• _EXERCISE GOAL_
Track down each line that has the word "content" and copy it.

*** STORED ROWS ***

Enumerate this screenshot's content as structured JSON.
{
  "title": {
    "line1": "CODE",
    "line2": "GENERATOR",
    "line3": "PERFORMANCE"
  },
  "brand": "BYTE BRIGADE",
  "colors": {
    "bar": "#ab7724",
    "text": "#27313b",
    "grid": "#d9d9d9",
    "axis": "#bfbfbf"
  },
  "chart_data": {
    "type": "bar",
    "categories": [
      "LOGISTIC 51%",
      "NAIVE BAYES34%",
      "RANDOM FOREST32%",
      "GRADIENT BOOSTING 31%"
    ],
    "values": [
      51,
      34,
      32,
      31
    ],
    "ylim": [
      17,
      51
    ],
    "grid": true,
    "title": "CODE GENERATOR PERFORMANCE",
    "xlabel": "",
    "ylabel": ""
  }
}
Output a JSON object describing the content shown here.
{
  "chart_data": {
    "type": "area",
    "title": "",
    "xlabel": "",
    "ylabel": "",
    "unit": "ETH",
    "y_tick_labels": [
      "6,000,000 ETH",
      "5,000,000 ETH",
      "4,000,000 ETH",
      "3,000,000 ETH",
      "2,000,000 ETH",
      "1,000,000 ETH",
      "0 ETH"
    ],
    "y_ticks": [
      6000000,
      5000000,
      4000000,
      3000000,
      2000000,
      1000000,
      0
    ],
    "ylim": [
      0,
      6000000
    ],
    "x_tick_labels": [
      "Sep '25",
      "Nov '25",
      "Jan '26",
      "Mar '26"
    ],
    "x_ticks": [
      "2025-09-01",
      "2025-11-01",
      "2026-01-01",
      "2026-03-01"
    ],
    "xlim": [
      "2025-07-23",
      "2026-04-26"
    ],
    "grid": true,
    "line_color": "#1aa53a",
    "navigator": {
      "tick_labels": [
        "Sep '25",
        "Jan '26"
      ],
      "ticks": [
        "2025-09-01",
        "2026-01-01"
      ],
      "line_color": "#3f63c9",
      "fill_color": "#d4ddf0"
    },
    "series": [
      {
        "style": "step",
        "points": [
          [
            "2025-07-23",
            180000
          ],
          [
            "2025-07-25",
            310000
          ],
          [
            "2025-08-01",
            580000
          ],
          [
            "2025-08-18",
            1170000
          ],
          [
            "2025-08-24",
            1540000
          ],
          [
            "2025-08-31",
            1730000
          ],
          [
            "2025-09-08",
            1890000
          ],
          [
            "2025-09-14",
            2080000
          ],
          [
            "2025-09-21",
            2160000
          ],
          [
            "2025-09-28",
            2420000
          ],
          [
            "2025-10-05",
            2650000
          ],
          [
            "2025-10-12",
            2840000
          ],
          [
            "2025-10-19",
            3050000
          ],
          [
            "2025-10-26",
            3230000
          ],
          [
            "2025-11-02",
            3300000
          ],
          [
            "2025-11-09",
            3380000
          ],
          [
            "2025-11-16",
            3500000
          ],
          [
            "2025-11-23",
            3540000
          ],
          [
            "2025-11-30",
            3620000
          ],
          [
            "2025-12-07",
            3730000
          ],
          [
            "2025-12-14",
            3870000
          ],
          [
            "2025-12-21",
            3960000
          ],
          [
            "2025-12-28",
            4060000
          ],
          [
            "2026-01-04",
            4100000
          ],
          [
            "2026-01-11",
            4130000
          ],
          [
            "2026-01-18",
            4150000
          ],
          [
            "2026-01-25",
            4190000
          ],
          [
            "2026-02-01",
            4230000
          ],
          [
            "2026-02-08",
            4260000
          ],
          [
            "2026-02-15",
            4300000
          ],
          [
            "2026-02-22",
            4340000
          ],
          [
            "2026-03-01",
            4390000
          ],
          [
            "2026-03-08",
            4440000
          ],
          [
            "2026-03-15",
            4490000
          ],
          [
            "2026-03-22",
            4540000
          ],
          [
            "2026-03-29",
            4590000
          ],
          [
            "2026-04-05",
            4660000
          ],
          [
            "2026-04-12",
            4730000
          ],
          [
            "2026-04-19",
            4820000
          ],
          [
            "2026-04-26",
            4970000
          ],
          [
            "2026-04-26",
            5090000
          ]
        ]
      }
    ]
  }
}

***

• _EXERCISE ANSWER_
Enumerate this screenshot's content as structured JSON.
Output a JSON object describing the content shown here.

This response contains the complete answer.